-- WORK INSTRUCTIONS --
From the entries provided below, copy each line that contains the word "Decreto".

Dataset items
· · · · ·

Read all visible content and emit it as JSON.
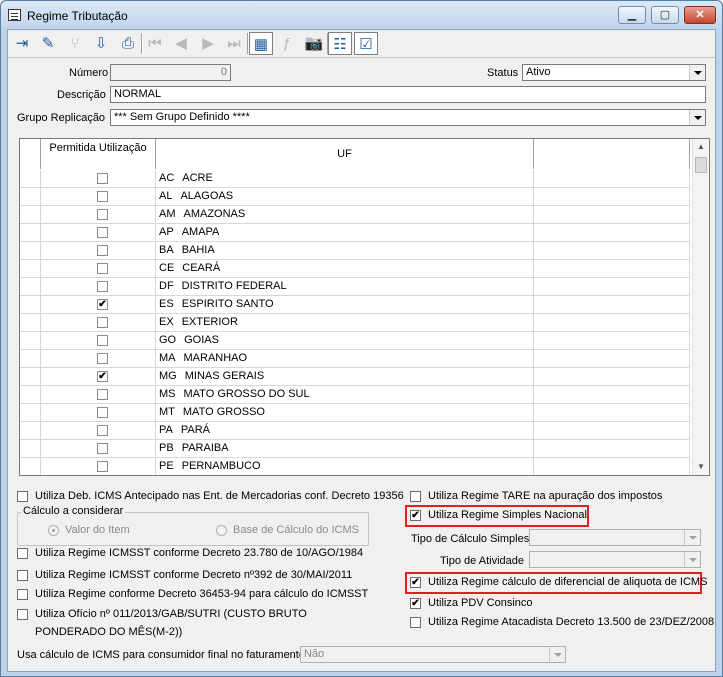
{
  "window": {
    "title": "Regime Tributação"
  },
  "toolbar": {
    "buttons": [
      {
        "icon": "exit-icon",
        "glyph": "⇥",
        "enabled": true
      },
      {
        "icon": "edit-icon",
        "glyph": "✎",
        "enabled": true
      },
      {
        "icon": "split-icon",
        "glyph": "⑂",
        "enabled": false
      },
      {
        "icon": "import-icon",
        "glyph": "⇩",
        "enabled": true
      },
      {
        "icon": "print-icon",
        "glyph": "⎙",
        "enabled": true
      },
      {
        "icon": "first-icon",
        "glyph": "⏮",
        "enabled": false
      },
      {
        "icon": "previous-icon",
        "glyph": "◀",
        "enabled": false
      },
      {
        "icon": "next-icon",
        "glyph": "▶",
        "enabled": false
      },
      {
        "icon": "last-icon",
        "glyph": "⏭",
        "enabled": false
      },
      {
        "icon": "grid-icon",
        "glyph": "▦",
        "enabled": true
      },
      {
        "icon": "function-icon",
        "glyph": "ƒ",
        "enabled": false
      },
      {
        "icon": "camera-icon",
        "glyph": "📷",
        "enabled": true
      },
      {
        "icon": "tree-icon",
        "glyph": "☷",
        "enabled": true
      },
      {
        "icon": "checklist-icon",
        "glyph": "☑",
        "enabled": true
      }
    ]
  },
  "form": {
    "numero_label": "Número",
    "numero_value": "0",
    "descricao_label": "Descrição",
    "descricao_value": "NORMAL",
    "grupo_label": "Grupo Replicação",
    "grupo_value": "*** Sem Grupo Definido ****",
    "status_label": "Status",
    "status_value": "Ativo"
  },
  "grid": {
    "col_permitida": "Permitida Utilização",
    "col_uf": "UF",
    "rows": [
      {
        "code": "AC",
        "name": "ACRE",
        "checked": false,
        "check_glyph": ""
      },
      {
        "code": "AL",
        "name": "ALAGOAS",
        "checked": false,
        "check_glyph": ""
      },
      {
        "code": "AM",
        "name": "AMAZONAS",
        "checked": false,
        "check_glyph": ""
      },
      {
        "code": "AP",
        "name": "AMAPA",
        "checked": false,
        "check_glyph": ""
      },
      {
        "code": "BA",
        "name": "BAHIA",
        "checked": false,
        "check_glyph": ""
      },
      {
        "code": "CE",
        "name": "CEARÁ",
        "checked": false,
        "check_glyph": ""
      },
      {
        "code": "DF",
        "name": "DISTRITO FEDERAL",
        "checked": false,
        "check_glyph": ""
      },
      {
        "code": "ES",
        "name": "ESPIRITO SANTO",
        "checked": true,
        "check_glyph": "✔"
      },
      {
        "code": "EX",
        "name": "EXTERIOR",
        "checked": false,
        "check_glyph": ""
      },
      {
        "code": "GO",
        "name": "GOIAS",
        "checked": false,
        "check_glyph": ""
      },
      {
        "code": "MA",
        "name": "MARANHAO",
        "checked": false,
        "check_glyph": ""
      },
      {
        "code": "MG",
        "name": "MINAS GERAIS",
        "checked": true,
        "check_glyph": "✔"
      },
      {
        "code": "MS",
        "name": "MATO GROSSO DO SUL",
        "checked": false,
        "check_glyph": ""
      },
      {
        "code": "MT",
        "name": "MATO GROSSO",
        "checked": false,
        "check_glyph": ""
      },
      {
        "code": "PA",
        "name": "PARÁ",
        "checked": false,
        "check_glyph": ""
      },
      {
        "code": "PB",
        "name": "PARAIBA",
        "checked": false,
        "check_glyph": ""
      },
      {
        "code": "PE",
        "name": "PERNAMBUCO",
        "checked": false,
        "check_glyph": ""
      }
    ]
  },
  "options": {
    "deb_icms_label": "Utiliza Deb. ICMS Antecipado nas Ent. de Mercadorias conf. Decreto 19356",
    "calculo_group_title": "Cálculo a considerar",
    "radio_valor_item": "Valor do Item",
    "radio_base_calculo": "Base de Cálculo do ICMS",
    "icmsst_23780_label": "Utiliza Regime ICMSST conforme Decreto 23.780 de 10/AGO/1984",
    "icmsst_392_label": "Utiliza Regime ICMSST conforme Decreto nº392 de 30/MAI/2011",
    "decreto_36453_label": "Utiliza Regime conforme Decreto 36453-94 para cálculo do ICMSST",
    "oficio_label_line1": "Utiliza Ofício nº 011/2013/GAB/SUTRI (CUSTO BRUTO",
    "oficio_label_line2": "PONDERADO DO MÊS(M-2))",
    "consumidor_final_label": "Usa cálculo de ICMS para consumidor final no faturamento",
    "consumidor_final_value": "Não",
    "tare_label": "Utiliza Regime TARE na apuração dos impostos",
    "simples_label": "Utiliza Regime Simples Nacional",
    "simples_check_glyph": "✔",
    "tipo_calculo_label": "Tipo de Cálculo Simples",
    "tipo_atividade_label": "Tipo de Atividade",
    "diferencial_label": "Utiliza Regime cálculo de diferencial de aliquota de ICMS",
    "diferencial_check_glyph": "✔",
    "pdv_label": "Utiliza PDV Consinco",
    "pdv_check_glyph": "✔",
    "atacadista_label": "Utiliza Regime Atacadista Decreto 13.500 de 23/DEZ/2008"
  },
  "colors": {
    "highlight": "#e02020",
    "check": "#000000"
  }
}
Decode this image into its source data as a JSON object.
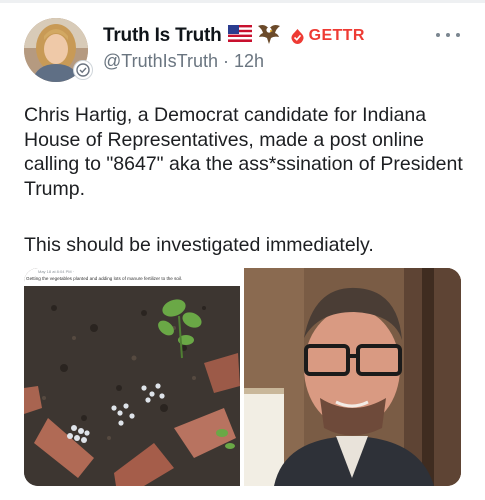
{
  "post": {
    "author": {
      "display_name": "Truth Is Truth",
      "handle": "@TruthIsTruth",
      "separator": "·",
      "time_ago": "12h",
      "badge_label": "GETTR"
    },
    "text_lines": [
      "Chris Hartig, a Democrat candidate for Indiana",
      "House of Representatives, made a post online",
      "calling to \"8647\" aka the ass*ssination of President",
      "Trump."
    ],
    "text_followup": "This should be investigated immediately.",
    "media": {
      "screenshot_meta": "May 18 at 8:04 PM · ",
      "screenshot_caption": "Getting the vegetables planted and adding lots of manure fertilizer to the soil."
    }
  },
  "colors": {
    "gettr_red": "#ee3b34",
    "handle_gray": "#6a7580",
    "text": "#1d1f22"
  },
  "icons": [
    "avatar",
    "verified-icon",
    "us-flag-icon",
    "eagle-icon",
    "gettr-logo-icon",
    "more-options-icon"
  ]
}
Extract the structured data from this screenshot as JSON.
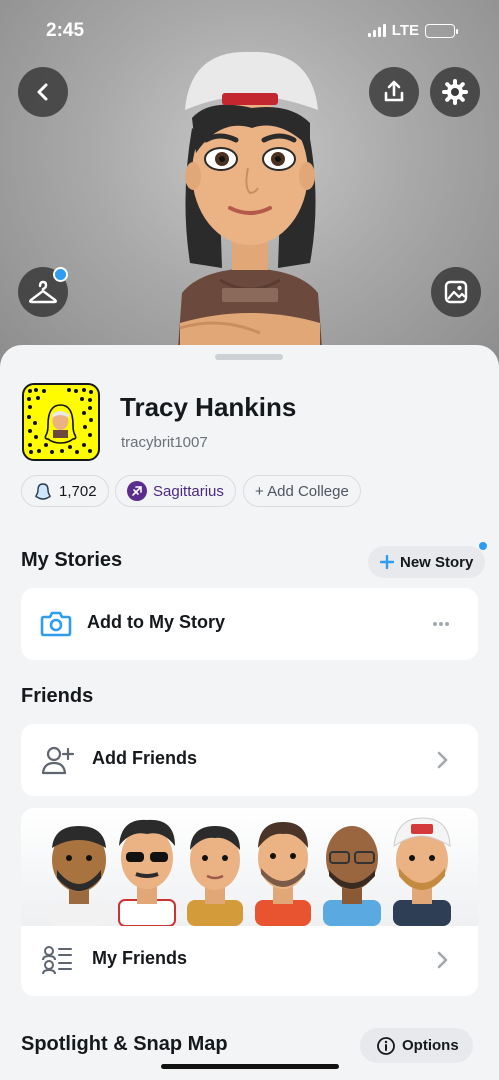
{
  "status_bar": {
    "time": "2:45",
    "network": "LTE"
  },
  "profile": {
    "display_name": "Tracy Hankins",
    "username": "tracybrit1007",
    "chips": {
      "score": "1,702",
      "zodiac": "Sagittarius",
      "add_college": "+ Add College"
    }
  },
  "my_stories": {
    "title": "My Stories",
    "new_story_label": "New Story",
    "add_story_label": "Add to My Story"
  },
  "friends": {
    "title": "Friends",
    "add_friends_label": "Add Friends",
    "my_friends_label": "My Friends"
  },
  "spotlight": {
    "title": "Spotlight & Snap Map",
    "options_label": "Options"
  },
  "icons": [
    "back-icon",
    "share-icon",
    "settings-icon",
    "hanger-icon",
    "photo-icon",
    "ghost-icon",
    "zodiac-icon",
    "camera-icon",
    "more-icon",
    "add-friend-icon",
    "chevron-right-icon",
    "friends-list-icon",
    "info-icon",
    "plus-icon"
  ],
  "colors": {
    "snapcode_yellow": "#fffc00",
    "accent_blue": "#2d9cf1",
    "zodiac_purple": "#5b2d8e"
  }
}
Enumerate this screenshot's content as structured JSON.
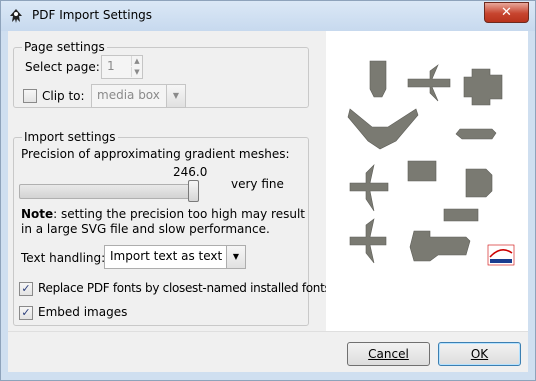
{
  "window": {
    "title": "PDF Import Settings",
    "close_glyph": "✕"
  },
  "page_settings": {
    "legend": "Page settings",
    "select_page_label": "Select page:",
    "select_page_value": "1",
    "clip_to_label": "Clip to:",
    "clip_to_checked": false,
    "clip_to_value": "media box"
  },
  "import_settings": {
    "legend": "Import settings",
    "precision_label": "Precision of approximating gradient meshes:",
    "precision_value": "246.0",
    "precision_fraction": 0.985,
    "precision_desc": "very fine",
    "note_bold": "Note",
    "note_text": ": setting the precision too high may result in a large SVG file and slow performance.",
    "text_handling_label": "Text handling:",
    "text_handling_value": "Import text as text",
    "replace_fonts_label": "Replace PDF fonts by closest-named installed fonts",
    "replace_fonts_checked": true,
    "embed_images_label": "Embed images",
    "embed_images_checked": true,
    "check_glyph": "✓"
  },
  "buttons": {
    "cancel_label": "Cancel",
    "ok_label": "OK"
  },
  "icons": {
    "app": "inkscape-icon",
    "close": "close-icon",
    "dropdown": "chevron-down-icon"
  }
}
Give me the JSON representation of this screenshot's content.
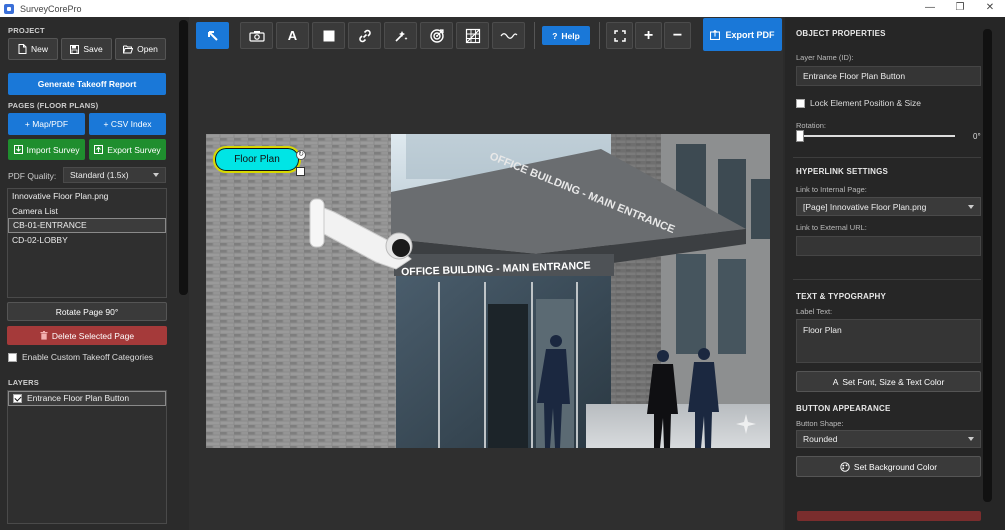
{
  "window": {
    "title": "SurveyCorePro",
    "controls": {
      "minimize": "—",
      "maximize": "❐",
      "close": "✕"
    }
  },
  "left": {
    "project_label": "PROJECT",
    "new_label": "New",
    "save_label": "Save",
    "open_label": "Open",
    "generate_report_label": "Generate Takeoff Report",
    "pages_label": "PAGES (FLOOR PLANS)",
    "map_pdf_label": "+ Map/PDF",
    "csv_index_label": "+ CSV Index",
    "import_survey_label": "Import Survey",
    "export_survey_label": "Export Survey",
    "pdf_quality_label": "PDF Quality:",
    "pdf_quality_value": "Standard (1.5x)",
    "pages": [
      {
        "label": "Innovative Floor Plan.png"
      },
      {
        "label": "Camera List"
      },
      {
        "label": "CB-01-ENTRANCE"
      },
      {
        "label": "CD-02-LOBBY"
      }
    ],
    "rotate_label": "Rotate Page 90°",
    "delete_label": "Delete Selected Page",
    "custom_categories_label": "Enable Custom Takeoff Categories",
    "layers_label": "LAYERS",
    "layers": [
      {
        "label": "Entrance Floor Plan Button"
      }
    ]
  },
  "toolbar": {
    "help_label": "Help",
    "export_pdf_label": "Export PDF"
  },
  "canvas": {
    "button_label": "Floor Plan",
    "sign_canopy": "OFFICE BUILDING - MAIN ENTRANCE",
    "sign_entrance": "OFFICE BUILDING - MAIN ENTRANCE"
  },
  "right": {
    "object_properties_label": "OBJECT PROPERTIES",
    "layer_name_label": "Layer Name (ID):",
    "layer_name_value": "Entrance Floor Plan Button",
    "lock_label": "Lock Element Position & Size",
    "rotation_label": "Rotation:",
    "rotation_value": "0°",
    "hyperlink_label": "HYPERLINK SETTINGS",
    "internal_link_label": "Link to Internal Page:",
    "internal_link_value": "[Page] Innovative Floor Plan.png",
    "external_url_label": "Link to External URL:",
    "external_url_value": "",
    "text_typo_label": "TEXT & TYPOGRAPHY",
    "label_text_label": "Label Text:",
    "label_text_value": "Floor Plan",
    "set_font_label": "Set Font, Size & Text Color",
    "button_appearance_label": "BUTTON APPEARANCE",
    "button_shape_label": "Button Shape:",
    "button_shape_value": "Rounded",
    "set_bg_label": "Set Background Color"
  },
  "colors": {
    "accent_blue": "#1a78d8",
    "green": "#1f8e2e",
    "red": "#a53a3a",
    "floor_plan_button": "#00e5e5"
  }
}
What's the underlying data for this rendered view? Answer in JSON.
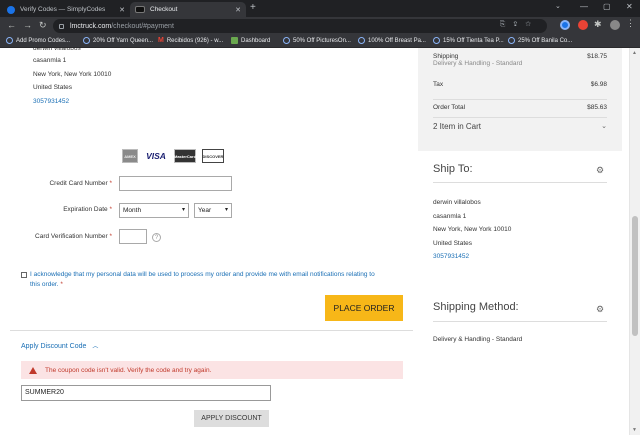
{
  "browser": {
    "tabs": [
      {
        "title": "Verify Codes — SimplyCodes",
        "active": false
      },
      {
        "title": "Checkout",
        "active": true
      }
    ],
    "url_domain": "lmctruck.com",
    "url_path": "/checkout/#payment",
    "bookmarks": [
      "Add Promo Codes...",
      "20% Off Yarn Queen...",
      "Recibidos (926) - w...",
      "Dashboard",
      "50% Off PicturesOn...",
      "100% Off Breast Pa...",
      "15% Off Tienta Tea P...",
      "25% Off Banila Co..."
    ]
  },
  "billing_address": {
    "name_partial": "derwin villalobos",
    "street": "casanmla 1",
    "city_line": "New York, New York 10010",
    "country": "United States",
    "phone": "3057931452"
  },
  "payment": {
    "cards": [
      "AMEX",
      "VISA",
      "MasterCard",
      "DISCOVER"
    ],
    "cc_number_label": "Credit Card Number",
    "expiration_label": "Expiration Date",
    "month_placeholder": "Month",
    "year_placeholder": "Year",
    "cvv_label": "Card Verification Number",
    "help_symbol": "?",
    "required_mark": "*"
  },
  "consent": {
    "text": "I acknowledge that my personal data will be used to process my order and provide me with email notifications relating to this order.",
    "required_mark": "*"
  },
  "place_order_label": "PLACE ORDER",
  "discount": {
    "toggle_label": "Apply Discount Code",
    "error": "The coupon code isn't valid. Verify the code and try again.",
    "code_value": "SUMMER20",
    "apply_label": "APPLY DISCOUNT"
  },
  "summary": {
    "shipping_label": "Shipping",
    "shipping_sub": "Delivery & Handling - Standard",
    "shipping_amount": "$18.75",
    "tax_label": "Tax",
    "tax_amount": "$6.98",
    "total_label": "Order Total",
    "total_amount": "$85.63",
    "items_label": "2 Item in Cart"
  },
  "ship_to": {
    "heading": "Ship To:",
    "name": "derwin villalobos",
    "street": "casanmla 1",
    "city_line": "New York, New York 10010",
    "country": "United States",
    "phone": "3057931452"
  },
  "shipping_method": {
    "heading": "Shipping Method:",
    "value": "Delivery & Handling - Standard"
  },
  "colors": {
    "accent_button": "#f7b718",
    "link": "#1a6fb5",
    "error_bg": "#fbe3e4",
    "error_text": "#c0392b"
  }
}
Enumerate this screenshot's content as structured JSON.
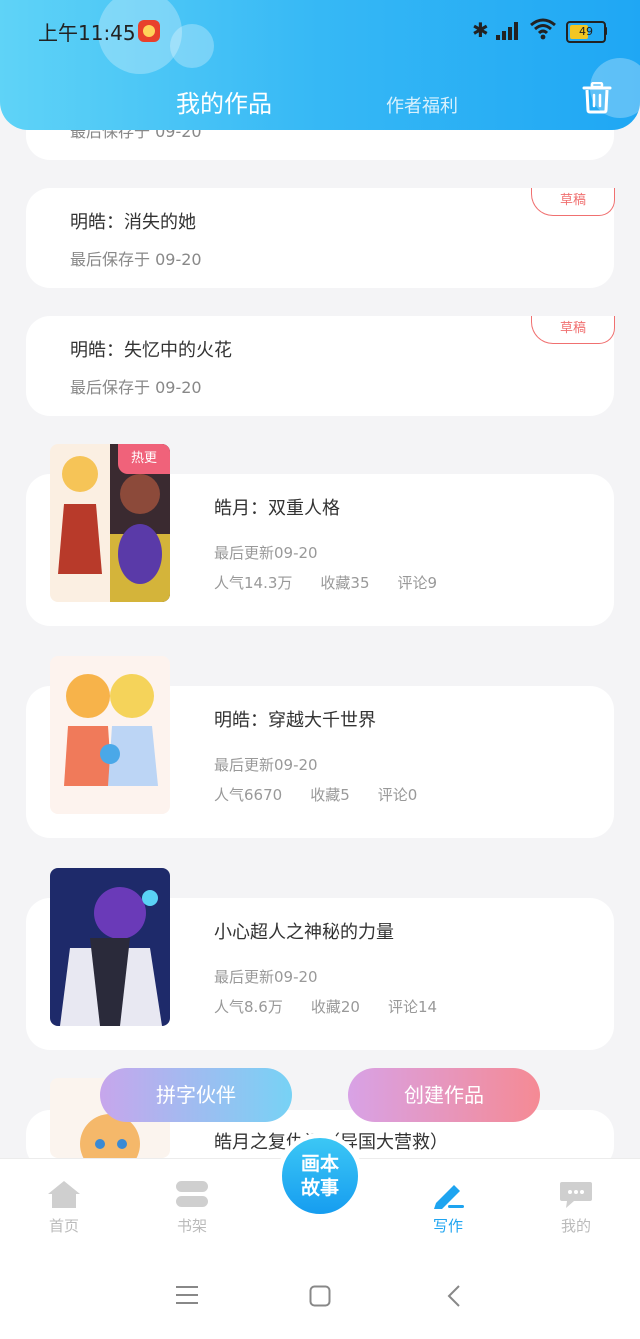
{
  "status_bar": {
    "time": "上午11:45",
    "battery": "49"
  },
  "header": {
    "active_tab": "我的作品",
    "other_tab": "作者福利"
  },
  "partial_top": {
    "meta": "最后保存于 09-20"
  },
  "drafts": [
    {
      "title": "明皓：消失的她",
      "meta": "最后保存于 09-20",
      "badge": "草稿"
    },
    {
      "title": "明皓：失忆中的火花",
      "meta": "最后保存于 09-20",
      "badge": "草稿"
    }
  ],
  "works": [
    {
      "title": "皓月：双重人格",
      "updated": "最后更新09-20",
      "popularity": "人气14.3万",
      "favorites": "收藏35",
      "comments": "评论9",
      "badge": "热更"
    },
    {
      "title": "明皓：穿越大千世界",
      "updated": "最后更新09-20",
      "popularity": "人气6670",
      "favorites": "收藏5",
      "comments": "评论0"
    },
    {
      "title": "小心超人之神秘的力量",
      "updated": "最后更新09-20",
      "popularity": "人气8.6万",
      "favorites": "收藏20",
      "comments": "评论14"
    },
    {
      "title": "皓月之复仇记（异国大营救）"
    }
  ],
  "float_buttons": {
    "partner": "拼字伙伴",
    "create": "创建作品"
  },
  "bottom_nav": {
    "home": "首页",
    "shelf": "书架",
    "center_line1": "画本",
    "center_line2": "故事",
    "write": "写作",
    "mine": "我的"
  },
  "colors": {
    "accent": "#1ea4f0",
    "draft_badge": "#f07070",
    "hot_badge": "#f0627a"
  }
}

· · · · ·

-- OUTPUT BELOW --
    "deb_icms_label": "Utiliza Deb. ICMS Antecipado nas Ent. de Mercadorias conf. Decreto 19356",
    "icmsst_23780_label": "Utiliza Regime ICMSST conforme Decreto 23.780 de 10/AGO/1984",
    "icmsst_392_label": "Utiliza Regime ICMSST conforme Decreto nº392 de 30/MAI/2011",
    "decreto_36453_label": "Utiliza Regime conforme Decreto 36453-94 para cálculo do ICMSST",
    "atacadista_label": "Utiliza Regime Atacadista Decreto 13.500 de 23/DEZ/2008"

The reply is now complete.